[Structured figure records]
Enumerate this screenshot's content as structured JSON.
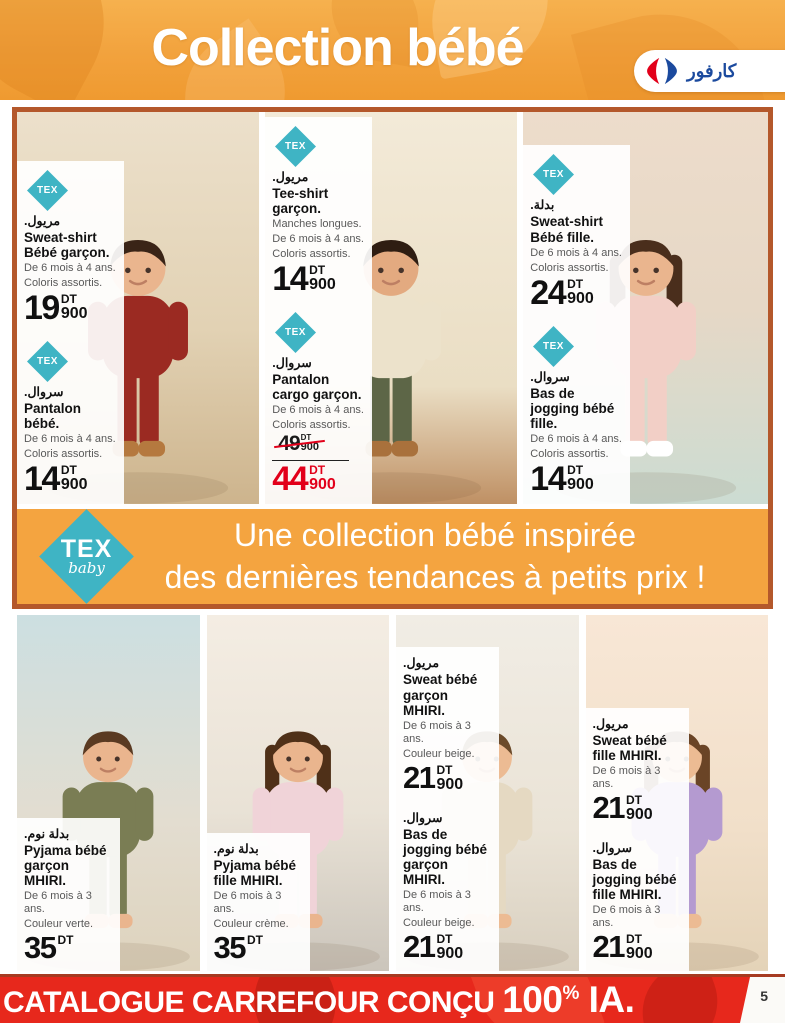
{
  "header": {
    "title": "Collection bébé",
    "carrefour_arabic": "كارفور"
  },
  "tex_banner": {
    "logo_top": "TEX",
    "logo_sub": "baby",
    "line1": "Une collection bébé inspirée",
    "line2": "des dernières tendances à petits prix !"
  },
  "footer": {
    "text": "CATALOGUE CARREFOUR CONÇU ",
    "big": "100",
    "percent": "%",
    "suffix": " IA.",
    "page_number": "5"
  },
  "colors": {
    "header_orange": "#f2a23d",
    "frame_brown": "#b4582b",
    "banner_orange": "#f4a440",
    "tex_teal": "#3fb4c4",
    "footer_red": "#e7281c",
    "price_red": "#e2001a",
    "carrefour_blue": "#1b4a9e",
    "carrefour_red": "#e2001a"
  },
  "top_row": [
    {
      "photo_name": "photo-boy-red-sweatsuit",
      "scene": "ph-t1",
      "photo": {
        "hair": "#3a2417",
        "skin": "#eab58e",
        "top": "#9b2a22",
        "bottom": "#9b2a22",
        "shoes": "#b5793f",
        "long_hair": false
      },
      "labels": [
        {
          "tex": true,
          "name_ar": "مريول.",
          "name_fr": "Sweat-shirt Bébé garçon.",
          "details": [
            "De 6 mois à 4 ans.",
            "Coloris assortis."
          ],
          "price": {
            "amount": "19",
            "currency": "DT",
            "cents": "900"
          }
        },
        {
          "tex": true,
          "name_ar": "سروال.",
          "name_fr": "Pantalon bébé.",
          "details": [
            "De 6 mois à 4 ans.",
            "Coloris assortis."
          ],
          "price": {
            "amount": "14",
            "currency": "DT",
            "cents": "900"
          }
        }
      ]
    },
    {
      "photo_name": "photo-boy-tee-cargo",
      "scene": "ph-t2",
      "photo": {
        "hair": "#2e1d12",
        "skin": "#e3aa80",
        "top": "#ece2cb",
        "bottom": "#5d6647",
        "shoes": "#a9713c",
        "long_hair": false
      },
      "labels": [
        {
          "tex": true,
          "name_ar": "مريول.",
          "name_fr": "Tee-shirt garçon.",
          "details": [
            "Manches longues.",
            "De 6 mois à 4 ans.",
            "Coloris assortis."
          ],
          "price": {
            "amount": "14",
            "currency": "DT",
            "cents": "900"
          }
        },
        {
          "tex": true,
          "name_ar": "سروال.",
          "name_fr": "Pantalon cargo garçon.",
          "details": [
            "De 6 mois à 4 ans.",
            "Coloris assortis."
          ],
          "old_price": {
            "amount": "49",
            "currency": "DT",
            "cents": "900"
          },
          "price": {
            "amount": "44",
            "currency": "DT",
            "cents": "900"
          },
          "sale": true
        }
      ]
    },
    {
      "photo_name": "photo-girl-pink-sweatsuit",
      "scene": "ph-t3",
      "photo": {
        "hair": "#4a2e1c",
        "skin": "#eab58e",
        "top": "#f2cfc6",
        "bottom": "#f2cfc6",
        "shoes": "#ffffff",
        "long_hair": true
      },
      "labels": [
        {
          "tex": true,
          "name_ar": "بدلة.",
          "name_fr": "Sweat-shirt Bébé fille.",
          "details": [
            "De 6 mois à 4 ans.",
            "Coloris assortis."
          ],
          "price": {
            "amount": "24",
            "currency": "DT",
            "cents": "900"
          }
        },
        {
          "tex": true,
          "name_ar": "سروال.",
          "name_fr": "Bas de jogging bébé fille.",
          "details": [
            "De 6 mois à 4 ans.",
            "Coloris assortis."
          ],
          "price": {
            "amount": "14",
            "currency": "DT",
            "cents": "900"
          }
        }
      ]
    }
  ],
  "bottom_row": [
    {
      "photo_name": "photo-toddler-green-pyjama",
      "scene": "ph-b1",
      "photo": {
        "hair": "#5a3a22",
        "skin": "#eab58e",
        "top": "#7a7d54",
        "bottom": "#7a7d54",
        "shoes": "#eab58e",
        "long_hair": false
      },
      "labels": [
        {
          "tex": false,
          "name_ar": "بدلة نوم.",
          "name_fr": "Pyjama bébé garçon MHIRI.",
          "details": [
            "De 6 mois à 3 ans.",
            "Couleur verte."
          ],
          "price": {
            "amount": "35",
            "currency": "DT"
          }
        }
      ]
    },
    {
      "photo_name": "photo-girl-pink-pyjama",
      "scene": "ph-b2",
      "photo": {
        "hair": "#4f3018",
        "skin": "#eab58e",
        "top": "#f0d3d8",
        "bottom": "#f0d3d8",
        "shoes": "#eab58e",
        "long_hair": true
      },
      "labels": [
        {
          "tex": false,
          "name_ar": "بدلة نوم.",
          "name_fr": "Pyjama bébé fille MHIRI.",
          "details": [
            "De 6 mois à 3 ans.",
            "Couleur crème."
          ],
          "price": {
            "amount": "35",
            "currency": "DT"
          }
        }
      ]
    },
    {
      "photo_name": "photo-baby-beige-sweat",
      "scene": "ph-b3",
      "photo": {
        "hair": "#6b4a2a",
        "skin": "#ecbb93",
        "top": "#e5d9c2",
        "bottom": "#e5d9c2",
        "shoes": "#ecbb93",
        "long_hair": false
      },
      "labels": [
        {
          "tex": false,
          "name_ar": "مريول.",
          "name_fr": "Sweat bébé garçon MHIRI.",
          "details": [
            "De 6 mois à 3 ans.",
            "Couleur beige."
          ],
          "price": {
            "amount": "21",
            "currency": "DT",
            "cents": "900"
          }
        },
        {
          "tex": false,
          "name_ar": "سروال.",
          "name_fr": "Bas de jogging bébé garçon MHIRI.",
          "details": [
            "De 6 mois à 3 ans.",
            "Couleur beige."
          ],
          "price": {
            "amount": "21",
            "currency": "DT",
            "cents": "900"
          }
        }
      ]
    },
    {
      "photo_name": "photo-girl-lilac-sweat",
      "scene": "ph-b4",
      "photo": {
        "hair": "#6a4426",
        "skin": "#ecbb93",
        "top": "#b49ad0",
        "bottom": "#b49ad0",
        "shoes": "#ecbb93",
        "long_hair": true
      },
      "labels": [
        {
          "tex": false,
          "name_ar": "مريول.",
          "name_fr": "Sweat bébé fille MHIRI.",
          "details": [
            "De 6 mois à 3 ans."
          ],
          "price": {
            "amount": "21",
            "currency": "DT",
            "cents": "900"
          }
        },
        {
          "tex": false,
          "name_ar": "سروال.",
          "name_fr": "Bas de jogging bébé fille MHIRI.",
          "details": [
            "De 6 mois à 3 ans."
          ],
          "price": {
            "amount": "21",
            "currency": "DT",
            "cents": "900"
          }
        }
      ]
    }
  ]
}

Given request
Return each line of the listing that holds the string "fille".

Written reply
          "name_fr": "Sweat-shirt Bébé fille.",
          "name_fr": "Bas de jogging bébé fille.",
          "name_fr": "Pyjama bébé fille MHIRI.",
          "name_fr": "Sweat bébé fille MHIRI.",
          "name_fr": "Bas de jogging bébé fille MHIRI.",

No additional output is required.